## Goal
Read through the records below and copy each line that uses the word "JSON".
+++
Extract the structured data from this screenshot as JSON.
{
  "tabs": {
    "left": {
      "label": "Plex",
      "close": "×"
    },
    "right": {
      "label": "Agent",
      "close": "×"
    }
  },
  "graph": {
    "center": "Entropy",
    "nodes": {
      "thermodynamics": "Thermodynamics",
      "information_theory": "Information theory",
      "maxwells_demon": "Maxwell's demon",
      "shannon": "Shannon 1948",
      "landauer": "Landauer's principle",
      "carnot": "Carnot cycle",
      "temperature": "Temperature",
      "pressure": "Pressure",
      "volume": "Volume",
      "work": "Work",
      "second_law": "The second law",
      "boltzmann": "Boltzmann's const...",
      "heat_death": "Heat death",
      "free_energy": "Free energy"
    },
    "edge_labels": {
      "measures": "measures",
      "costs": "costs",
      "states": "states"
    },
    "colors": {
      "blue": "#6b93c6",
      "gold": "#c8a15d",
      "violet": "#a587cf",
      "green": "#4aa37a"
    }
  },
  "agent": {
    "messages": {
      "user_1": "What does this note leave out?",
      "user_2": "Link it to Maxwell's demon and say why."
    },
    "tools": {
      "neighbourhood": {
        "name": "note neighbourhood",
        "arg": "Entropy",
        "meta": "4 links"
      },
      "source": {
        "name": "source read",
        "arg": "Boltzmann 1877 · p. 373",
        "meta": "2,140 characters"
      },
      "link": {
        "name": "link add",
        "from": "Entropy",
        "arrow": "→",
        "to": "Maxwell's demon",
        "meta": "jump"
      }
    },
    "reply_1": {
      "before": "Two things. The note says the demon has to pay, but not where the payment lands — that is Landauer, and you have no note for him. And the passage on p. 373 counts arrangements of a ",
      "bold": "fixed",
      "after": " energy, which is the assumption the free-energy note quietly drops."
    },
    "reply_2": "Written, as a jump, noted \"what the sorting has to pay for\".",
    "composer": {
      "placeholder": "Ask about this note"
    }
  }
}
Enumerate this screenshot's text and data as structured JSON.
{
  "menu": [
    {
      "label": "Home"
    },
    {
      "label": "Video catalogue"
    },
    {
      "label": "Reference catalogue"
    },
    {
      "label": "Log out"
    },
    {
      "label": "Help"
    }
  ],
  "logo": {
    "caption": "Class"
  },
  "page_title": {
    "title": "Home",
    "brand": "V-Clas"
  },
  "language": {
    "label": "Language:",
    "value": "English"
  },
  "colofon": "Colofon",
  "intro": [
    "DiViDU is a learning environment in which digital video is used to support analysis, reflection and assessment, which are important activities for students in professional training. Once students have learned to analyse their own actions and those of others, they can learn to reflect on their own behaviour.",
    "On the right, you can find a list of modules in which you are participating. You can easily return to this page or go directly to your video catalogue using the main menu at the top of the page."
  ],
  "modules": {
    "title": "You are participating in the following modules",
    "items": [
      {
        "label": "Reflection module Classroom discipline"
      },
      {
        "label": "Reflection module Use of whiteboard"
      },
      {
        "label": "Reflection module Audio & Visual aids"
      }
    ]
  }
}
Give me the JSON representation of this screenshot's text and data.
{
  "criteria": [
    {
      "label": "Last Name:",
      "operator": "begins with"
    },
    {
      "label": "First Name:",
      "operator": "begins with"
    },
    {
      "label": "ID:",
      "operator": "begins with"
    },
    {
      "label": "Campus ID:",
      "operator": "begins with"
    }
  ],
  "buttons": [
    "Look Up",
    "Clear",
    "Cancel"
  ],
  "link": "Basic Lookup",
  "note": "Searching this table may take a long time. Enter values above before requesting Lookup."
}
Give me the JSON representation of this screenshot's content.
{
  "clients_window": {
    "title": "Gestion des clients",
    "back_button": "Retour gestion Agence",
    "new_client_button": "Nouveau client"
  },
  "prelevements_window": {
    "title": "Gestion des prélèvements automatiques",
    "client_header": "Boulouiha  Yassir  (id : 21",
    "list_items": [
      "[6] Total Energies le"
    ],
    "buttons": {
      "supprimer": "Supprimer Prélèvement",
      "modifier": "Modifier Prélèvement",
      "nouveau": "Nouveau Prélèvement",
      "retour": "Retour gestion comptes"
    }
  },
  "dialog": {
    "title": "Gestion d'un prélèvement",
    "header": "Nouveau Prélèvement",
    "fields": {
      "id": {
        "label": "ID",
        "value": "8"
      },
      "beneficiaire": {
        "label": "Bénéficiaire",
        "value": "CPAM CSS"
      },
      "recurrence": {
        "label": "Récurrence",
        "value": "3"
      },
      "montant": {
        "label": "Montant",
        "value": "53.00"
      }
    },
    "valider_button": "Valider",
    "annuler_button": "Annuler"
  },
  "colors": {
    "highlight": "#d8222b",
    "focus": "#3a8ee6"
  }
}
+++
## Solution for this exercise
Extract the structured data from this screenshot as JSON.
Enumerate this screenshot's text and data as structured JSON.
Give me the JSON representation of this screenshot's text and data.
Give me the JSON representation of this screenshot's content.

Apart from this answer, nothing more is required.